- [Task instructions]: Return the number of lines in which the word "страха" appears; add nothing else.

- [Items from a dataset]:
····················

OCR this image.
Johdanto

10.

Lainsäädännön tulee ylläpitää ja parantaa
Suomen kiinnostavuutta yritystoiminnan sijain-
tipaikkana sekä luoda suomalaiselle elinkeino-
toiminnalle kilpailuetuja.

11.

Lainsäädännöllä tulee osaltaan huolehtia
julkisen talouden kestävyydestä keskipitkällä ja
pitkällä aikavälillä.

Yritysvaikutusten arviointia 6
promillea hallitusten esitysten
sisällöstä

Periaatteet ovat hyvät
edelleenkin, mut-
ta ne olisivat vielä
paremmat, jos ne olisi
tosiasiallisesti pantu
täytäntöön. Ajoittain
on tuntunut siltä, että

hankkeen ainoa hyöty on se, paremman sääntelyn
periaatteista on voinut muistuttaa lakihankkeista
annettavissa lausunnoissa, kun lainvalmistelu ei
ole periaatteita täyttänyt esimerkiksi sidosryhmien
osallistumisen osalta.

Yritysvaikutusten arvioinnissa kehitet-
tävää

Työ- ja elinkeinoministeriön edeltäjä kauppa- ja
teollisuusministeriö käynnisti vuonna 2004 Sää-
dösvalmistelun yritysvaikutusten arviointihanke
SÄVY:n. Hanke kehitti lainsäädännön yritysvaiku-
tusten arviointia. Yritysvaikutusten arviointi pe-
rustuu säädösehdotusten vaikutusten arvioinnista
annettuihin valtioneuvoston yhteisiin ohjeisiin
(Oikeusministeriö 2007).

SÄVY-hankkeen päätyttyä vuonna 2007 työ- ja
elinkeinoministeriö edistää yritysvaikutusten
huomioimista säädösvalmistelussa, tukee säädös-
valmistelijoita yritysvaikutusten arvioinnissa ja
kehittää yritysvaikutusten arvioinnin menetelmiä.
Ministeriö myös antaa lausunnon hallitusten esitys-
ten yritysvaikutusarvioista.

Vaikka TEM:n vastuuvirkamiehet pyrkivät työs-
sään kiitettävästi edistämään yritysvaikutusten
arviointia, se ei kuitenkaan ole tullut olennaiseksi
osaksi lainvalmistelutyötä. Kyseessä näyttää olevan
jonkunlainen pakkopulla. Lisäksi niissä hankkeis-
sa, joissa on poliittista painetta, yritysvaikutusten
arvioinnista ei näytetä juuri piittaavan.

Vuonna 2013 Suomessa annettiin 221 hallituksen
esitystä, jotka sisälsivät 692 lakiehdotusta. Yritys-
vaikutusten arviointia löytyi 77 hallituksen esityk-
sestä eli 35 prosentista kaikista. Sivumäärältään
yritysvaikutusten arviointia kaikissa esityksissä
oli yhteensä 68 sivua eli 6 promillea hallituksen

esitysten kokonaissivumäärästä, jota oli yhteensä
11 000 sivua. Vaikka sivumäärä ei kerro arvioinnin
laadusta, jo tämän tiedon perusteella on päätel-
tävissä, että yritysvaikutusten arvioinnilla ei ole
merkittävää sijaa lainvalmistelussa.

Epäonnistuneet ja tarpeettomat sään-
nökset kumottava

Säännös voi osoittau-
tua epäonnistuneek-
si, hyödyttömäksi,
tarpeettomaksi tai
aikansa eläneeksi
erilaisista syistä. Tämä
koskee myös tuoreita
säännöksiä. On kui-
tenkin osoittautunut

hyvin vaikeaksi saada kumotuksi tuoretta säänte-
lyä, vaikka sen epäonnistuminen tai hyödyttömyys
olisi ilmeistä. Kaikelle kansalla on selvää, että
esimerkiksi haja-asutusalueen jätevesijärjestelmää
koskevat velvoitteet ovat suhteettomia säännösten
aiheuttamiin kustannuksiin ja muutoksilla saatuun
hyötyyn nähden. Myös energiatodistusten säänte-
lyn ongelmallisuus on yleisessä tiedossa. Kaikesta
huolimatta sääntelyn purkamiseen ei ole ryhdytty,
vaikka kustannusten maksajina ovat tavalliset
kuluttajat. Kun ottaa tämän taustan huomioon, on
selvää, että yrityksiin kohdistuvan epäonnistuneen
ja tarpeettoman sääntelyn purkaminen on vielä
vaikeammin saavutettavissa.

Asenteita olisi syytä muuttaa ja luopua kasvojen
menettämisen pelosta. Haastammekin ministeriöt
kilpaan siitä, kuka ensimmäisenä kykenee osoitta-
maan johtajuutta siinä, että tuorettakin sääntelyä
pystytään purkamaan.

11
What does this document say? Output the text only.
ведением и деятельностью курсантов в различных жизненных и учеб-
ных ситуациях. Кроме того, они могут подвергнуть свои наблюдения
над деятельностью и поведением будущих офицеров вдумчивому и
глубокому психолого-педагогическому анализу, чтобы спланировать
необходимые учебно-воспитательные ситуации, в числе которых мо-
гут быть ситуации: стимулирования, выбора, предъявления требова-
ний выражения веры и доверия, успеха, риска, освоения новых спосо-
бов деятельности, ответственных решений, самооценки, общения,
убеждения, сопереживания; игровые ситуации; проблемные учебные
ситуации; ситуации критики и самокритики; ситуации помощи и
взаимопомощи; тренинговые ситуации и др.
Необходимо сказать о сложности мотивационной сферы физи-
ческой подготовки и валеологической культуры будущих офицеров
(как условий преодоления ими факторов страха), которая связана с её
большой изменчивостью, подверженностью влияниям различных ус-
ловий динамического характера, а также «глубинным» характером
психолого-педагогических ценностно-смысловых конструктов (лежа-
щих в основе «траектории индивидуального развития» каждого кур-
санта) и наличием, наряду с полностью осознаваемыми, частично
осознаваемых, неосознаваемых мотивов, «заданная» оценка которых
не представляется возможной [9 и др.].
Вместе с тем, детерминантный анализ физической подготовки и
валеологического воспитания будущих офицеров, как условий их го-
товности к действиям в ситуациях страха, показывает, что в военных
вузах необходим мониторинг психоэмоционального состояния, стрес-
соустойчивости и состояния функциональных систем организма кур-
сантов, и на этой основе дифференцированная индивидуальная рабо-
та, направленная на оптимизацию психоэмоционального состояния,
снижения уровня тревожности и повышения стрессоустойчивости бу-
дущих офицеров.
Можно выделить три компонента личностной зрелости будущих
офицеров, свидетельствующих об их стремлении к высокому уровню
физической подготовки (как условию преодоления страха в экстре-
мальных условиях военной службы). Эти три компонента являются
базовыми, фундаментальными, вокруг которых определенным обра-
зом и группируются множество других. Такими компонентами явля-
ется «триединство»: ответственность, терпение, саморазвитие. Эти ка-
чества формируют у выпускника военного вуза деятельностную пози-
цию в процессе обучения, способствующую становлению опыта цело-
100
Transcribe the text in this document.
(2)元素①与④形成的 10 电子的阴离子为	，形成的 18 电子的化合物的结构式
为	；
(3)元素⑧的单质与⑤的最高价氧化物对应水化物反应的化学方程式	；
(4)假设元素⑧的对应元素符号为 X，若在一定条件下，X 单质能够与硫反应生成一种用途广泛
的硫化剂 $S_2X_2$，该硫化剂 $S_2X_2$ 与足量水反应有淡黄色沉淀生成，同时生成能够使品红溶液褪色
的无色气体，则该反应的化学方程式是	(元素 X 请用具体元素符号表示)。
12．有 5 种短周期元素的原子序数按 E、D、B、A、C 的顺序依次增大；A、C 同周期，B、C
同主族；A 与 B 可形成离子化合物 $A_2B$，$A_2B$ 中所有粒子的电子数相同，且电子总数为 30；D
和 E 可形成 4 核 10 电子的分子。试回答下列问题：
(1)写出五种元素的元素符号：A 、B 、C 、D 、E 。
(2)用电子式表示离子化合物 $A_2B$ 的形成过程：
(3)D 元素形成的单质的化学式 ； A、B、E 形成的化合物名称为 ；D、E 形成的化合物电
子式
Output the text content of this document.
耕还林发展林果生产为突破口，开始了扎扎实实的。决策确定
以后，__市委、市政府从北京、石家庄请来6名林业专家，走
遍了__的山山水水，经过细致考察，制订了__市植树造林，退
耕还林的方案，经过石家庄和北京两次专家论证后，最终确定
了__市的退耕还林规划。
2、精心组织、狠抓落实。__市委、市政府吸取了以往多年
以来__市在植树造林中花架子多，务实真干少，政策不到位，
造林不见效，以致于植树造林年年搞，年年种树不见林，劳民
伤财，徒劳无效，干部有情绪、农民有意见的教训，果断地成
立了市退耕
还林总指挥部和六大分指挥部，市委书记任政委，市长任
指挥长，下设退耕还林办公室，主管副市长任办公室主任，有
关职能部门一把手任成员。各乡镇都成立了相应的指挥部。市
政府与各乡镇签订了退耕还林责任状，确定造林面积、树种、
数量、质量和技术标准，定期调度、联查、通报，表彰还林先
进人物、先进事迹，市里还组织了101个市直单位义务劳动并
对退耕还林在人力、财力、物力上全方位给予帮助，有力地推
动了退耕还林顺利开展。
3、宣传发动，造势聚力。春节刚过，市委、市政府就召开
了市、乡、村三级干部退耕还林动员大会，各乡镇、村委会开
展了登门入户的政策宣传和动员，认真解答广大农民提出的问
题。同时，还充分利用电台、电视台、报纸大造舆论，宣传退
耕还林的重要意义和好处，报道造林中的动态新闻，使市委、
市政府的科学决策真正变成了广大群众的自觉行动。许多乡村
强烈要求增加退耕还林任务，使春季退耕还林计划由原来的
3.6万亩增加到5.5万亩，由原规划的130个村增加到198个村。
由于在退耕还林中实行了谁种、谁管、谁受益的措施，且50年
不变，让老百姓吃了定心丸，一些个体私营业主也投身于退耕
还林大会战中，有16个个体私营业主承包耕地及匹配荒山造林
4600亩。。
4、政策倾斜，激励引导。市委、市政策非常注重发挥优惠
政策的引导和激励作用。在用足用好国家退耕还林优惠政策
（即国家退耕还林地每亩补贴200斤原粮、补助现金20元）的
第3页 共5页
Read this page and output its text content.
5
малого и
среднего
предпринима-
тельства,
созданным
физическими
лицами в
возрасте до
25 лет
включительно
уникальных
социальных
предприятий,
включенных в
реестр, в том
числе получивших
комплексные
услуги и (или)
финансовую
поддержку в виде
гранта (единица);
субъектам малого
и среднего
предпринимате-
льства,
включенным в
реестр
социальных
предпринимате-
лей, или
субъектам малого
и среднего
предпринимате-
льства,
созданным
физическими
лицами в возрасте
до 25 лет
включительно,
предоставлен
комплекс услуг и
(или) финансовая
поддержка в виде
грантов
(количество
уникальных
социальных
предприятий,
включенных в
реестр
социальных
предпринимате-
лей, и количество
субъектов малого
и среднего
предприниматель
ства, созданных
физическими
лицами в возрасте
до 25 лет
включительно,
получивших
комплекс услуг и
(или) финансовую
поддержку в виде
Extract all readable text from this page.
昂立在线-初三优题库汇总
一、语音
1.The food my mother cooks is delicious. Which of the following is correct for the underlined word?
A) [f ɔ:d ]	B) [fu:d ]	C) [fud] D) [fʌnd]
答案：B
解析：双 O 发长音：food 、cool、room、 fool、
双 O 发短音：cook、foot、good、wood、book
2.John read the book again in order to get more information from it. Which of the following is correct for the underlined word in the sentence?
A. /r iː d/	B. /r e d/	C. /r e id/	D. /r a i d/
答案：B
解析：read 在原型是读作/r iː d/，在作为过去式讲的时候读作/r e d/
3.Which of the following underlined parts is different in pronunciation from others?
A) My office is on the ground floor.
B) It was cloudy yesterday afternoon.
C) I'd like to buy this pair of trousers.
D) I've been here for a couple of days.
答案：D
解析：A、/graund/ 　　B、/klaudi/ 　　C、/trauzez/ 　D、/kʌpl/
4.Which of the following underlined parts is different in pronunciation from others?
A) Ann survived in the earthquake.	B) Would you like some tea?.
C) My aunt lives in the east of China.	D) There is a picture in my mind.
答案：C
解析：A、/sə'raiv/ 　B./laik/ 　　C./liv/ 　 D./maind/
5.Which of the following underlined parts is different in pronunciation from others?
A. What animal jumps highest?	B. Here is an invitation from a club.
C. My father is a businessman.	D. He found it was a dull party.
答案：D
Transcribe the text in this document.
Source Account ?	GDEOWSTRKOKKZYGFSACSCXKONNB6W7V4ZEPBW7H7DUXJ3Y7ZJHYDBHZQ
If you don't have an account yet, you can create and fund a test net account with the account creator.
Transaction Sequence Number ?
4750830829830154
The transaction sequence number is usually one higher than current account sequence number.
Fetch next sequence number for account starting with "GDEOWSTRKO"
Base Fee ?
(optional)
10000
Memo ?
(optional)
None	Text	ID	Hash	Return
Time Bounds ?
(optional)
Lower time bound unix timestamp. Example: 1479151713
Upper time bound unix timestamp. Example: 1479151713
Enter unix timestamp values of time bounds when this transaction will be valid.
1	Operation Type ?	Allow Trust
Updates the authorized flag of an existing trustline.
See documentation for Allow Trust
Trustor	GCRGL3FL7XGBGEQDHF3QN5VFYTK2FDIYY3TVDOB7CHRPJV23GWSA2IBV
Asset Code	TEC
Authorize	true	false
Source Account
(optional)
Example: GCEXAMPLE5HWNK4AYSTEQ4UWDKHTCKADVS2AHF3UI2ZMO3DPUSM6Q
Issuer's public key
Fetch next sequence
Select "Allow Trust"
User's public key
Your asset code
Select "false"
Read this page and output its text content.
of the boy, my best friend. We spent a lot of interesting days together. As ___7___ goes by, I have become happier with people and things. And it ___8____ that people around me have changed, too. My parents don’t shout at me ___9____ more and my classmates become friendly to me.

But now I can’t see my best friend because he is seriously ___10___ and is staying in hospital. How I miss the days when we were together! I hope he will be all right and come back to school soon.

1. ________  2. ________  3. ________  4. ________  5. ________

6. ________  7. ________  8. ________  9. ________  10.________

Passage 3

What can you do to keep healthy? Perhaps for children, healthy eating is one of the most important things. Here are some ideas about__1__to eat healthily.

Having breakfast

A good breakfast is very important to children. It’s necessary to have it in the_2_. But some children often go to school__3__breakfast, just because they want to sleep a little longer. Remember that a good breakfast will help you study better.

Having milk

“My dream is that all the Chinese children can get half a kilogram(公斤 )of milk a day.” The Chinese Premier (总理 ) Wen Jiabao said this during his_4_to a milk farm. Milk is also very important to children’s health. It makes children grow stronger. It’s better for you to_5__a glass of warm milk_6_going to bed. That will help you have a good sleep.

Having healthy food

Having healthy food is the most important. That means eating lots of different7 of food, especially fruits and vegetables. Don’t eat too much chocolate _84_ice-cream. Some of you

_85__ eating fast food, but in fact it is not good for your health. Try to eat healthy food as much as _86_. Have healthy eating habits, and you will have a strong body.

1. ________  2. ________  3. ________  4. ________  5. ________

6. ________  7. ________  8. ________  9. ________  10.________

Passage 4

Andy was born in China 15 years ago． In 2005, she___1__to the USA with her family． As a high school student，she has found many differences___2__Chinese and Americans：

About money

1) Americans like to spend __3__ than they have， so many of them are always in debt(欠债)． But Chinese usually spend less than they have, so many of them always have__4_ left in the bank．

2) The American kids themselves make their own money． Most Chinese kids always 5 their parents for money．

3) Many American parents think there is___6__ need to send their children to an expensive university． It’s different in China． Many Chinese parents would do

····················

- [Correct output]: 3